**Written request**
Return each line holding the string "text".

(Dataset items)
* begin *

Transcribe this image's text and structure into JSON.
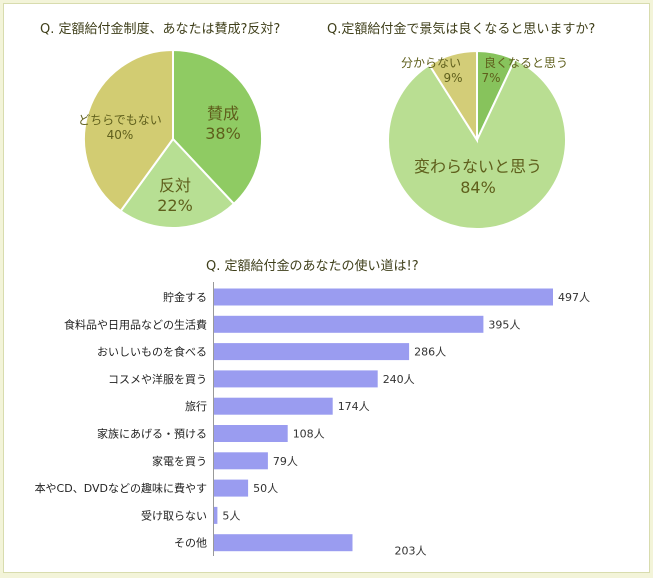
{
  "colors": {
    "pie1": [
      "#8fcb63",
      "#b7df93",
      "#d2cc72"
    ],
    "pie2": [
      "#87c35c",
      "#b9de92",
      "#d3cd78"
    ],
    "bar": "#9a9cf0",
    "text": "#5f5f1c"
  },
  "chart_data": [
    {
      "type": "pie",
      "title": "Q. 定額給付金制度、あなたは賛成?反対?",
      "slices": [
        {
          "label": "賛成",
          "value": 38,
          "display": "38%"
        },
        {
          "label": "反対",
          "value": 22,
          "display": "22%"
        },
        {
          "label": "どちらでもない",
          "value": 40,
          "display": "40%"
        }
      ]
    },
    {
      "type": "pie",
      "title": "Q.定額給付金で景気は良くなると思いますか?",
      "slices": [
        {
          "label": "良くなると思う",
          "value": 7,
          "display": "7%"
        },
        {
          "label": "変わらないと思う",
          "value": 84,
          "display": "84%"
        },
        {
          "label": "分からない",
          "value": 9,
          "display": "9%"
        }
      ]
    },
    {
      "type": "bar",
      "orientation": "horizontal",
      "title": "Q. 定額給付金のあなたの使い道は!?",
      "categories": [
        "貯金する",
        "食料品や日用品などの生活費",
        "おいしいものを食べる",
        "コスメや洋服を買う",
        "旅行",
        "家族にあげる・預ける",
        "家電を買う",
        "本やCD、DVDなどの趣味に費やす",
        "受け取らない",
        "その他"
      ],
      "values": [
        497,
        395,
        286,
        240,
        174,
        108,
        79,
        50,
        5,
        203
      ],
      "value_labels": [
        "497人",
        "395人",
        "286人",
        "240人",
        "174人",
        "108人",
        "79人",
        "50人",
        "5人",
        "203人"
      ],
      "xlim": [
        0,
        497
      ]
    }
  ]
}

* end *

**Exercise output**
Transcribe this image's text and structure into JSON.
    "text": "#5f5f1c"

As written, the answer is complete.